In the material below, find each line holding the string "user" and copy it.
++++++++++
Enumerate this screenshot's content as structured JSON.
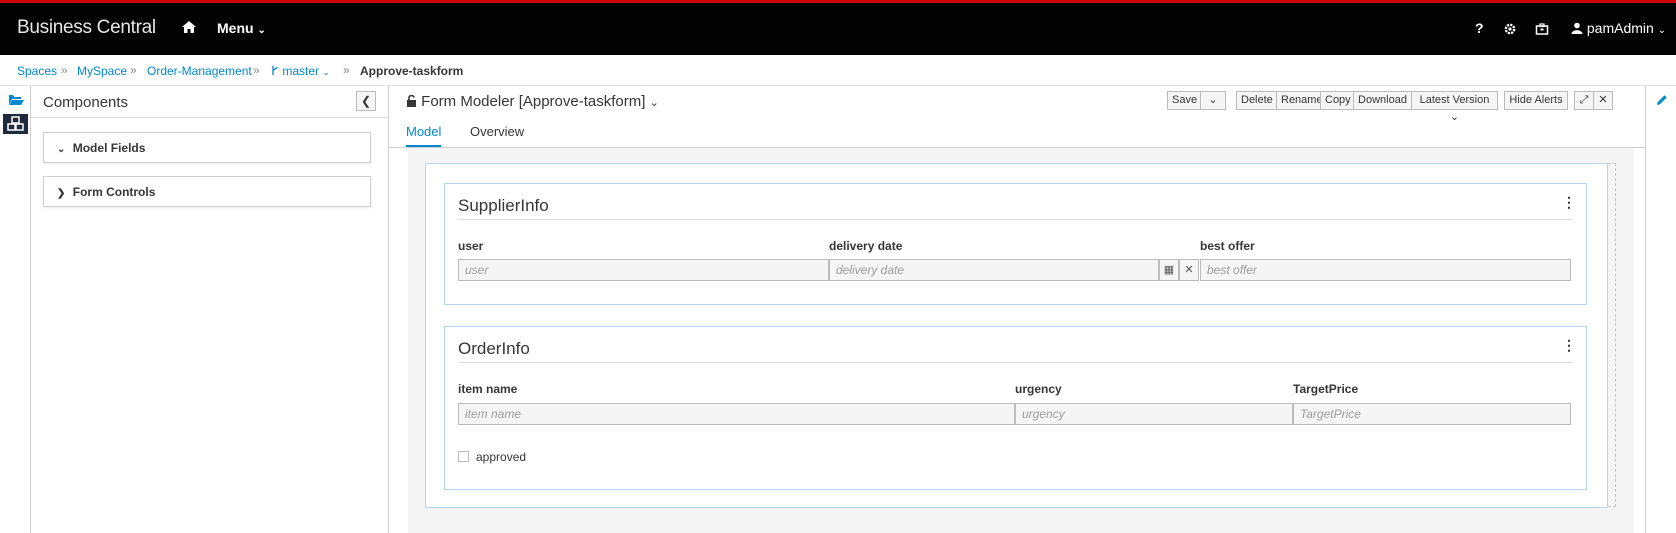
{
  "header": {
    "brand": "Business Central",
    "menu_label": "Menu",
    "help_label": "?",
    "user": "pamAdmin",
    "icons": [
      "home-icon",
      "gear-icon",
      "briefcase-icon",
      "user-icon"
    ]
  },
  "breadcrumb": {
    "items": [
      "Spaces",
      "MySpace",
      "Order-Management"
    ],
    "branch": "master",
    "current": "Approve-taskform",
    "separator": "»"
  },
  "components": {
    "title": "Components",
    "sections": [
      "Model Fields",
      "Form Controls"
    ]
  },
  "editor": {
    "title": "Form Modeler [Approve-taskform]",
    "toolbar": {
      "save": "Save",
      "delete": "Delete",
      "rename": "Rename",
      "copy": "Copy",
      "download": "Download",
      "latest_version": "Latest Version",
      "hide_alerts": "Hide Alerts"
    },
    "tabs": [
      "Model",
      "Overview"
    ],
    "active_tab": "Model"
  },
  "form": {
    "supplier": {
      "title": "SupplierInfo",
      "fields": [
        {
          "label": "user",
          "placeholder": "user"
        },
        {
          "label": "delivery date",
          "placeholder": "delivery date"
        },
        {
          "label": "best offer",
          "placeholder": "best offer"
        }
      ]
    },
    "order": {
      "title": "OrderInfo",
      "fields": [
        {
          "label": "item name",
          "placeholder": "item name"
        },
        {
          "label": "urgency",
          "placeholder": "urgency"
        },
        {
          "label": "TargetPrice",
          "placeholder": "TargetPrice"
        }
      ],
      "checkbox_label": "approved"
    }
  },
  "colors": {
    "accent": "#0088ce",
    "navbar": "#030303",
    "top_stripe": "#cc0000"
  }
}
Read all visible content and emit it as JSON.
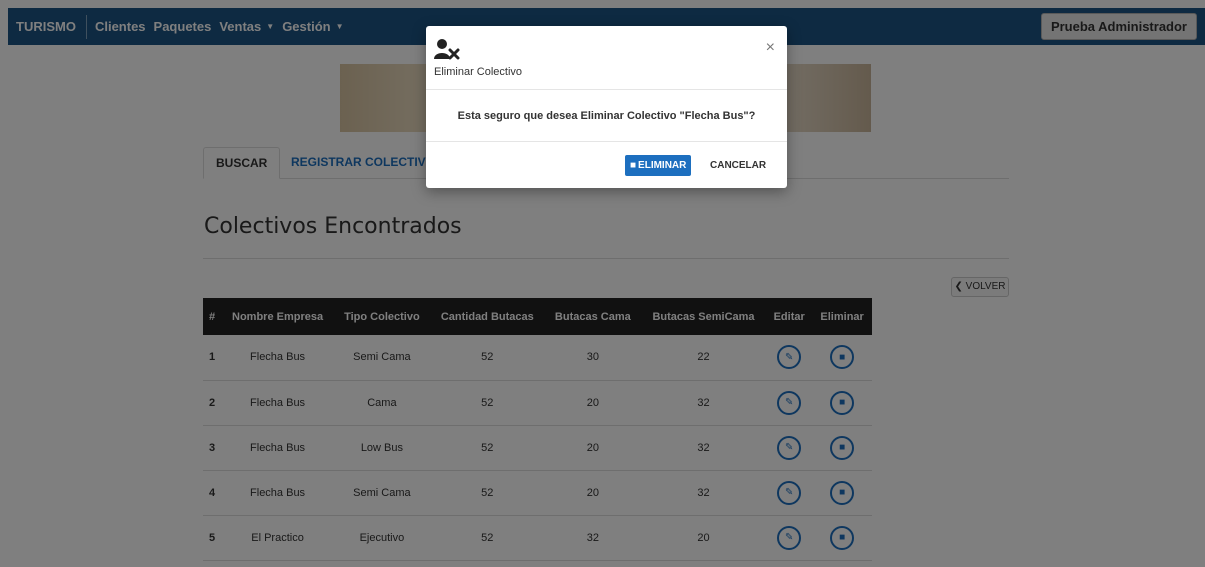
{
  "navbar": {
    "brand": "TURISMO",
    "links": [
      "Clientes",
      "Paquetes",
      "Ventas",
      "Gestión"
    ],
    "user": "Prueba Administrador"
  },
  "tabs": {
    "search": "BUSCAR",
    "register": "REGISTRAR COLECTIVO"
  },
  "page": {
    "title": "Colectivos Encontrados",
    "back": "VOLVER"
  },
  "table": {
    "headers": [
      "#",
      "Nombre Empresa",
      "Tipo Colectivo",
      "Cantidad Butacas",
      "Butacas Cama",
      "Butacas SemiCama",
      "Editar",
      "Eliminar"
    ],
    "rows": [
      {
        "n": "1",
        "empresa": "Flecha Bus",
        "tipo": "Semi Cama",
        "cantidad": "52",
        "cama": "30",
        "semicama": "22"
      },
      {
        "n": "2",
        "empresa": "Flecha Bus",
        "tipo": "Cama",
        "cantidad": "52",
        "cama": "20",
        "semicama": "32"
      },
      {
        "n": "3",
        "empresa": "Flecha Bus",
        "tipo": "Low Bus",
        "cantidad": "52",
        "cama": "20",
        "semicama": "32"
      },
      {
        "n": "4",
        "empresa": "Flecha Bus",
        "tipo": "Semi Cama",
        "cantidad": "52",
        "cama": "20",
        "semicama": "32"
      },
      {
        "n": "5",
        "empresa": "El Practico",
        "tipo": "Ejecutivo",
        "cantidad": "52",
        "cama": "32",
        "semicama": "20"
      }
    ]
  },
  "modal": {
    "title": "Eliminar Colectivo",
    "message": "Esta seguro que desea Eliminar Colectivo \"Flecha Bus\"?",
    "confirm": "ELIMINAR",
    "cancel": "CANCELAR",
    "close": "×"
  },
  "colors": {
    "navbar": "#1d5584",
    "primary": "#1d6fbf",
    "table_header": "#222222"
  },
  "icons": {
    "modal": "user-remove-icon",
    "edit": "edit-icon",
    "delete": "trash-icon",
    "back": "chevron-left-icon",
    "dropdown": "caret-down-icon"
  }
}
++++++++++
• Response to the task:
    "user": "pamAdmin",
      "user-icon"
          "label": "user",
          "placeholder": "user"
    "user": "Prueba Administrador"
    "modal": "user-remove-icon",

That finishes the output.